■ Exercise description: Repeat each record below exactly as given.

(Data extracted from a collection)

----------------

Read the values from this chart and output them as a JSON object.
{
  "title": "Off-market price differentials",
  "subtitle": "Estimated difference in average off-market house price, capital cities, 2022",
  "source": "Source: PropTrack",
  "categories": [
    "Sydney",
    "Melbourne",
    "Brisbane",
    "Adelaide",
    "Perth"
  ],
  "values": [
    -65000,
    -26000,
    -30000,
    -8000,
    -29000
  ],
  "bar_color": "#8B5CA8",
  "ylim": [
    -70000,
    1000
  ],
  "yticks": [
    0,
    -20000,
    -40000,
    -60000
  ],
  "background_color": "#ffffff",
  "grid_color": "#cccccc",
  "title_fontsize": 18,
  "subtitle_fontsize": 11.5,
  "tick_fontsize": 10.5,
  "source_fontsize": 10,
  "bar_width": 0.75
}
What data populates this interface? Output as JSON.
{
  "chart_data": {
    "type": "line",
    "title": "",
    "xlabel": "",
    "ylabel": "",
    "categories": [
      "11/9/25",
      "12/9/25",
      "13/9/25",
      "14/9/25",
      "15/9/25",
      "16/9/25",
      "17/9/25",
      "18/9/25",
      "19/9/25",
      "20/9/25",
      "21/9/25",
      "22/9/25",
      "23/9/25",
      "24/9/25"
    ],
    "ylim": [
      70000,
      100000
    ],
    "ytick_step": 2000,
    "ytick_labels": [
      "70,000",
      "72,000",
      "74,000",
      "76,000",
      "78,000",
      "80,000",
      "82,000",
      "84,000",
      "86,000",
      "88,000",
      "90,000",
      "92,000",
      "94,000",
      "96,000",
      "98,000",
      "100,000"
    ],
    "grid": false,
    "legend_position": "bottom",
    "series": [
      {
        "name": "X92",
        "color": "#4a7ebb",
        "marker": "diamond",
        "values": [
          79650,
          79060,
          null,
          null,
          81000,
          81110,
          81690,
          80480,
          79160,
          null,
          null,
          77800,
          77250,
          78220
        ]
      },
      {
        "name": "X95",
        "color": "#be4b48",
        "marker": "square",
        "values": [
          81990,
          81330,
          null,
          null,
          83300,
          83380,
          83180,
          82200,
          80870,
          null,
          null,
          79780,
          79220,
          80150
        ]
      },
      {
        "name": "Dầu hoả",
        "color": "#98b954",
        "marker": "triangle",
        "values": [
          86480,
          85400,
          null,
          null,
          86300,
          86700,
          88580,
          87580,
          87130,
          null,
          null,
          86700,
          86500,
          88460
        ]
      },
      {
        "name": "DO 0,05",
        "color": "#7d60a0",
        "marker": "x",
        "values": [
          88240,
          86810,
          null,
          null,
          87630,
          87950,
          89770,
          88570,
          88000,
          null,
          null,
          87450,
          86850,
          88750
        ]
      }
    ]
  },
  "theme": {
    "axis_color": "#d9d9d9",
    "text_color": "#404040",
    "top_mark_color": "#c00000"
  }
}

----------------

■ Expected output:
Read the values from this chart and output them as a JSON object.
{
  "title": "Off-market price differentials",
  "subtitle": "Estimated difference in average off-market house price, capital cities, 2022",
  "source": "Source: PropTrack",
  "categories": [
    "Sydney",
    "Melbourne",
    "Brisbane",
    "Adelaide",
    "Perth"
  ],
  "values": [
    -65000,
    -26000,
    -30000,
    -8000,
    -29000
  ],
  "bar_color": "#8B5CA8",
  "ylim": [
    -70000,
    1000
  ],
  "yticks": [
    0,
    -20000,
    -40000,
    -60000
  ],
  "background_color": "#ffffff",
  "grid_color": "#cccccc",
  "title_fontsize": 18,
  "subtitle_fontsize": 11.5,
  "tick_fontsize": 10.5,
  "source_fontsize": 10,
  "bar_width": 0.75
}
What data populates this interface? Output as JSON.
{
  "chart_data": {
    "type": "line",
    "title": "",
    "xlabel": "",
    "ylabel": "",
    "categories": [
      "11/9/25",
      "12/9/25",
      "13/9/25",
      "14/9/25",
      "15/9/25",
      "16/9/25",
      "17/9/25",
      "18/9/25",
      "19/9/25",
      "20/9/25",
      "21/9/25",
      "22/9/25",
      "23/9/25",
      "24/9/25"
    ],
    "ylim": [
      70000,
      100000
    ],
    "ytick_step": 2000,
    "ytick_labels": [
      "70,000",
      "72,000",
      "74,000",
      "76,000",
      "78,000",
      "80,000",
      "82,000",
      "84,000",
      "86,000",
      "88,000",
      "90,000",
      "92,000",
      "94,000",
      "96,000",
      "98,000",
      "100,000"
    ],
    "grid": false,
    "legend_position": "bottom",
    "series": [
      {
        "name": "X92",
        "color": "#4a7ebb",
        "marker": "diamond",
        "values": [
          79650,
          79060,
          null,
          null,
          81000,
          81110,
          81690,
          80480,
          79160,
          null,
          null,
          77800,
          77250,
          78220
        ]
      },
      {
        "name": "X95",
        "color": "#be4b48",
        "marker": "square",
        "values": [
          81990,
          81330,
          null,
          null,
          83300,
          83380,
          83180,
          82200,
          80870,
          null,
          null,
          79780,
          79220,
          80150
        ]
      },
      {
        "name": "Dầu hoả",
        "color": "#98b954",
        "marker": "triangle",
        "values": [
          86480,
          85400,
          null,
          null,
          86300,
          86700,
          88580,
          87580,
          87130,
          null,
          null,
          86700,
          86500,
          88460
        ]
      },
      {
        "name": "DO 0,05",
        "color": "#7d60a0",
        "marker": "x",
        "values": [
          88240,
          86810,
          null,
          null,
          87630,
          87950,
          89770,
          88570,
          88000,
          null,
          null,
          87450,
          86850,
          88750
        ]
      }
    ]
  },
  "theme": {
    "axis_color": "#d9d9d9",
    "text_color": "#404040",
    "top_mark_color": "#c00000"
  }
}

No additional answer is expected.